What is being asked >> Reproduce the listing exactly, with no pictures in your copy.

━━━━━━

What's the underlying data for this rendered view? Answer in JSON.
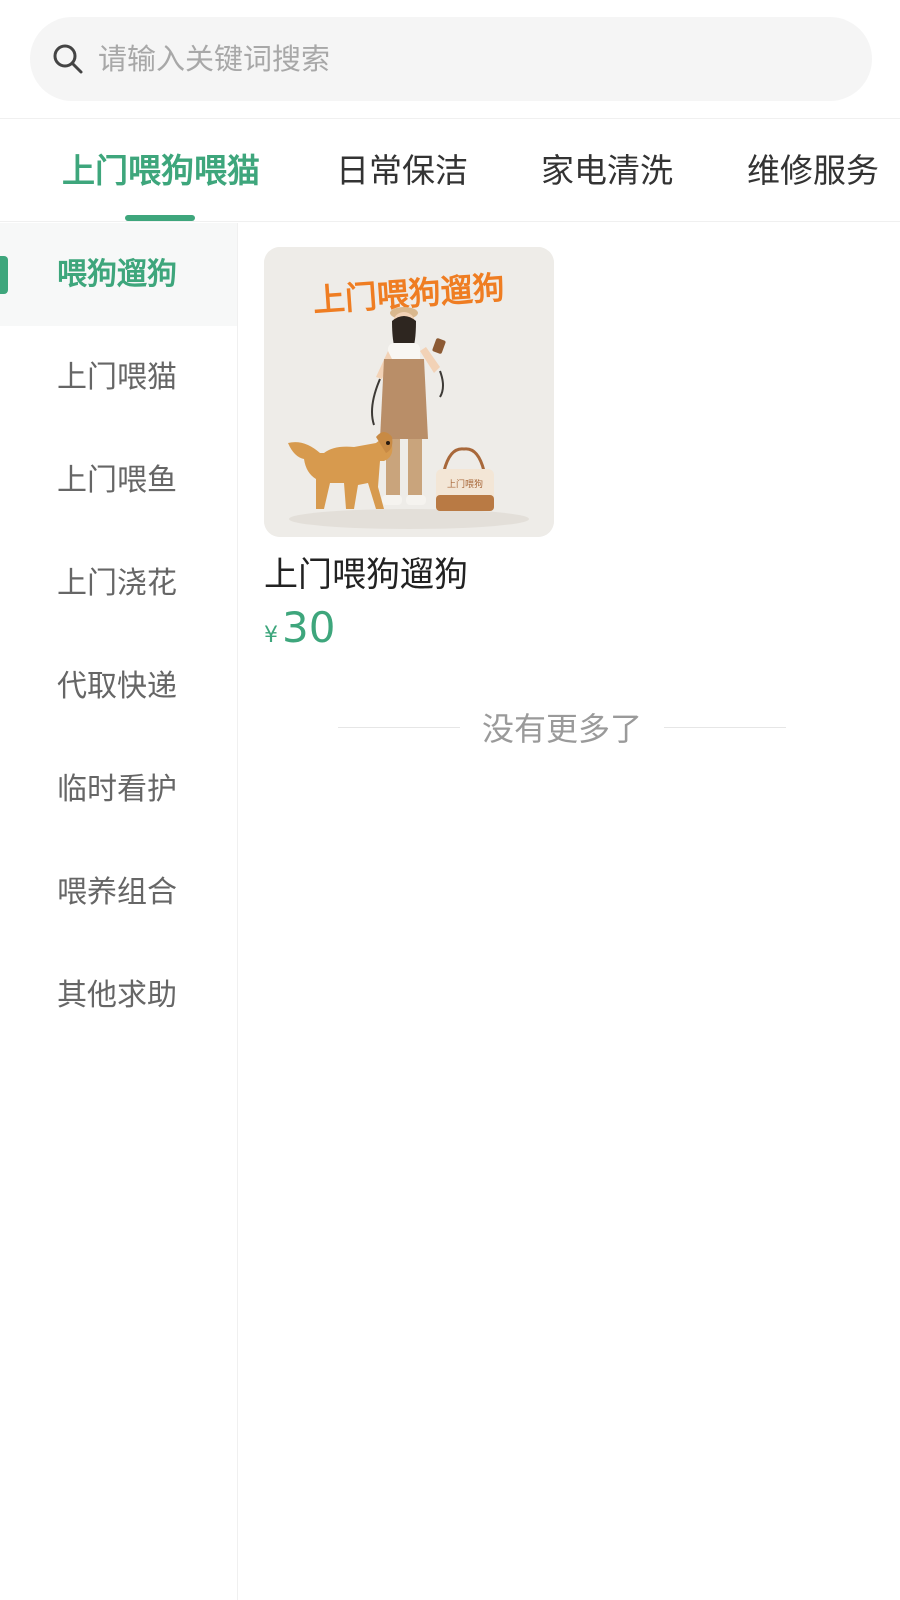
{
  "search": {
    "placeholder": "请输入关键词搜索",
    "icon": "search-icon"
  },
  "tabs": [
    {
      "label": "上门喂狗喂猫",
      "active": true
    },
    {
      "label": "日常保洁",
      "active": false
    },
    {
      "label": "家电清洗",
      "active": false
    },
    {
      "label": "维修服务",
      "active": false
    }
  ],
  "sidebar": {
    "items": [
      {
        "label": "喂狗遛狗",
        "active": true
      },
      {
        "label": "上门喂猫",
        "active": false
      },
      {
        "label": "上门喂鱼",
        "active": false
      },
      {
        "label": "上门浇花",
        "active": false
      },
      {
        "label": "代取快递",
        "active": false
      },
      {
        "label": "临时看护",
        "active": false
      },
      {
        "label": "喂养组合",
        "active": false
      },
      {
        "label": "其他求助",
        "active": false
      }
    ]
  },
  "products": [
    {
      "image_caption": "上门喂狗遛狗",
      "title": "上门喂狗遛狗",
      "currency": "¥",
      "price": "30"
    }
  ],
  "footer": {
    "no_more": "没有更多了"
  },
  "colors": {
    "accent": "#3ea67c",
    "image_caption": "#ef7d22"
  }
}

━━━━━━

Response to the task >>
What's the underlying data for this rendered view? Answer in JSON.
{
  "search": {
    "placeholder": "请输入关键词搜索",
    "icon": "search-icon"
  },
  "tabs": [
    {
      "label": "上门喂狗喂猫",
      "active": true
    },
    {
      "label": "日常保洁",
      "active": false
    },
    {
      "label": "家电清洗",
      "active": false
    },
    {
      "label": "维修服务",
      "active": false
    }
  ],
  "sidebar": {
    "items": [
      {
        "label": "喂狗遛狗",
        "active": true
      },
      {
        "label": "上门喂猫",
        "active": false
      },
      {
        "label": "上门喂鱼",
        "active": false
      },
      {
        "label": "上门浇花",
        "active": false
      },
      {
        "label": "代取快递",
        "active": false
      },
      {
        "label": "临时看护",
        "active": false
      },
      {
        "label": "喂养组合",
        "active": false
      },
      {
        "label": "其他求助",
        "active": false
      }
    ]
  },
  "products": [
    {
      "image_caption": "上门喂狗遛狗",
      "title": "上门喂狗遛狗",
      "currency": "¥",
      "price": "30"
    }
  ],
  "footer": {
    "no_more": "没有更多了"
  },
  "colors": {
    "accent": "#3ea67c",
    "image_caption": "#ef7d22"
  }
}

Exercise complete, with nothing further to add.